● **INSTRUCTIONS FOR THE TASK**:
Reproduce all the entries precisely.
### GIVEN RECORDS ###
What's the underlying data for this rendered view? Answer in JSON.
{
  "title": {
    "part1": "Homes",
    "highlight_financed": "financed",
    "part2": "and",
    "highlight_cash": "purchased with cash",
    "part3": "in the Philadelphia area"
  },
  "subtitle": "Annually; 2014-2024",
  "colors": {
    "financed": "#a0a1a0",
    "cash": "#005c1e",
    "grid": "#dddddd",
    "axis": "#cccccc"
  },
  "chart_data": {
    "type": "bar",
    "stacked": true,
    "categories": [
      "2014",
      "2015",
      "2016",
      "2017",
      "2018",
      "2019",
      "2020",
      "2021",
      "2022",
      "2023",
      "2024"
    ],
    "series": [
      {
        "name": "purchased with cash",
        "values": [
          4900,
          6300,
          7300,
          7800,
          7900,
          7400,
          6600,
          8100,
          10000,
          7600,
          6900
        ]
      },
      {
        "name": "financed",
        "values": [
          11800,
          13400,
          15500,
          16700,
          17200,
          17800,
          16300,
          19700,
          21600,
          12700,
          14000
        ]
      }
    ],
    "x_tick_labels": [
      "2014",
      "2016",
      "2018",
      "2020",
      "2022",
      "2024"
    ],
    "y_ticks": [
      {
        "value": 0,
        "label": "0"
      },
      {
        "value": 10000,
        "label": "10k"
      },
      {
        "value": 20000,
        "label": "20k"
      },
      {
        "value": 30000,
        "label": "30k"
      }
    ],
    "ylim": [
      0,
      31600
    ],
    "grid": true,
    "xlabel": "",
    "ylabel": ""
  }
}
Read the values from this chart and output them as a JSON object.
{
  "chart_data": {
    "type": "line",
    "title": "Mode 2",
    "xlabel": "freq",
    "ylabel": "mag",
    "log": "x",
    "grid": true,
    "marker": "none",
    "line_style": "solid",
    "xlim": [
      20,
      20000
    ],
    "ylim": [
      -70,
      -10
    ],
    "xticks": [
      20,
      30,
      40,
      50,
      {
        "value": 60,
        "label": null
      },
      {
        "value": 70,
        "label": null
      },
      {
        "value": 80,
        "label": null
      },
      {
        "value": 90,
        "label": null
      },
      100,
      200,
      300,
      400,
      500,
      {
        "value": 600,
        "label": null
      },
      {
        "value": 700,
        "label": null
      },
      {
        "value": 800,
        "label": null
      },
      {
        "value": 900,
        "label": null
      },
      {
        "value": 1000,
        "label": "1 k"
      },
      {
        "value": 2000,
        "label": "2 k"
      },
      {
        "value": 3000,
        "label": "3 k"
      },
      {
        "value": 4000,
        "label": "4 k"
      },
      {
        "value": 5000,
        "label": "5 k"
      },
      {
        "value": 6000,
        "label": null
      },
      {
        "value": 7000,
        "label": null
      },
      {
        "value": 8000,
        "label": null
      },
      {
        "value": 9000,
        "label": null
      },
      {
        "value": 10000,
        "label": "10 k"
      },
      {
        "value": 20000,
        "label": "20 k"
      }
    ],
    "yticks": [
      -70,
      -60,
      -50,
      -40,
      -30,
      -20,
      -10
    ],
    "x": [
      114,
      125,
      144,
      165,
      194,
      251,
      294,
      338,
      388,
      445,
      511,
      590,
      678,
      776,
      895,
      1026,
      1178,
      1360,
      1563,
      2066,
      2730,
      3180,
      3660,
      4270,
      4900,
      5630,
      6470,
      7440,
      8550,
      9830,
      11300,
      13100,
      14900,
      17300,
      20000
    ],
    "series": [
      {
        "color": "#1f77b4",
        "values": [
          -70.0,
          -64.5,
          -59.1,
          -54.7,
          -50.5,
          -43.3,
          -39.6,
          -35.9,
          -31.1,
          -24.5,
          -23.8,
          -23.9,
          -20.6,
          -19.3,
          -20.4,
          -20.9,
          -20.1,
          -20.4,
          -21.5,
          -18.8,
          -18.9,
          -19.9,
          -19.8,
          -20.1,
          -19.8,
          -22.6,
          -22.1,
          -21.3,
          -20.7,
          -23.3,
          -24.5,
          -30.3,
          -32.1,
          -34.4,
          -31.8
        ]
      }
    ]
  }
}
###
● **TASK SOLUTION**:
What's the underlying data for this rendered view? Answer in JSON.
{
  "title": {
    "part1": "Homes",
    "highlight_financed": "financed",
    "part2": "and",
    "highlight_cash": "purchased with cash",
    "part3": "in the Philadelphia area"
  },
  "subtitle": "Annually; 2014-2024",
  "colors": {
    "financed": "#a0a1a0",
    "cash": "#005c1e",
    "grid": "#dddddd",
    "axis": "#cccccc"
  },
  "chart_data": {
    "type": "bar",
    "stacked": true,
    "categories": [
      "2014",
      "2015",
      "2016",
      "2017",
      "2018",
      "2019",
      "2020",
      "2021",
      "2022",
      "2023",
      "2024"
    ],
    "series": [
      {
        "name": "purchased with cash",
        "values": [
          4900,
          6300,
          7300,
          7800,
          7900,
          7400,
          6600,
          8100,
          10000,
          7600,
          6900
        ]
      },
      {
        "name": "financed",
        "values": [
          11800,
          13400,
          15500,
          16700,
          17200,
          17800,
          16300,
          19700,
          21600,
          12700,
          14000
        ]
      }
    ],
    "x_tick_labels": [
      "2014",
      "2016",
      "2018",
      "2020",
      "2022",
      "2024"
    ],
    "y_ticks": [
      {
        "value": 0,
        "label": "0"
      },
      {
        "value": 10000,
        "label": "10k"
      },
      {
        "value": 20000,
        "label": "20k"
      },
      {
        "value": 30000,
        "label": "30k"
      }
    ],
    "ylim": [
      0,
      31600
    ],
    "grid": true,
    "xlabel": "",
    "ylabel": ""
  }
}
Read the values from this chart and output them as a JSON object.
{
  "chart_data": {
    "type": "line",
    "title": "Mode 2",
    "xlabel": "freq",
    "ylabel": "mag",
    "log": "x",
    "grid": true,
    "marker": "none",
    "line_style": "solid",
    "xlim": [
      20,
      20000
    ],
    "ylim": [
      -70,
      -10
    ],
    "xticks": [
      20,
      30,
      40,
      50,
      {
        "value": 60,
        "label": null
      },
      {
        "value": 70,
        "label": null
      },
      {
        "value": 80,
        "label": null
      },
      {
        "value": 90,
        "label": null
      },
      100,
      200,
      300,
      400,
      500,
      {
        "value": 600,
        "label": null
      },
      {
        "value": 700,
        "label": null
      },
      {
        "value": 800,
        "label": null
      },
      {
        "value": 900,
        "label": null
      },
      {
        "value": 1000,
        "label": "1 k"
      },
      {
        "value": 2000,
        "label": "2 k"
      },
      {
        "value": 3000,
        "label": "3 k"
      },
      {
        "value": 4000,
        "label": "4 k"
      },
      {
        "value": 5000,
        "label": "5 k"
      },
      {
        "value": 6000,
        "label": null
      },
      {
        "value": 7000,
        "label": null
      },
      {
        "value": 8000,
        "label": null
      },
      {
        "value": 9000,
        "label": null
      },
      {
        "value": 10000,
        "label": "10 k"
      },
      {
        "value": 20000,
        "label": "20 k"
      }
    ],
    "yticks": [
      -70,
      -60,
      -50,
      -40,
      -30,
      -20,
      -10
    ],
    "x": [
      114,
      125,
      144,
      165,
      194,
      251,
      294,
      338,
      388,
      445,
      511,
      590,
      678,
      776,
      895,
      1026,
      1178,
      1360,
      1563,
      2066,
      2730,
      3180,
      3660,
      4270,
      4900,
      5630,
      6470,
      7440,
      8550,
      9830,
      11300,
      13100,
      14900,
      17300,
      20000
    ],
    "series": [
      {
        "color": "#1f77b4",
        "values": [
          -70.0,
          -64.5,
          -59.1,
          -54.7,
          -50.5,
          -43.3,
          -39.6,
          -35.9,
          -31.1,
          -24.5,
          -23.8,
          -23.9,
          -20.6,
          -19.3,
          -20.4,
          -20.9,
          -20.1,
          -20.4,
          -21.5,
          -18.8,
          -18.9,
          -19.9,
          -19.8,
          -20.1,
          -19.8,
          -22.6,
          -22.1,
          -21.3,
          -20.7,
          -23.3,
          -24.5,
          -30.3,
          -32.1,
          -34.4,
          -31.8
        ]
      }
    ]
  }
}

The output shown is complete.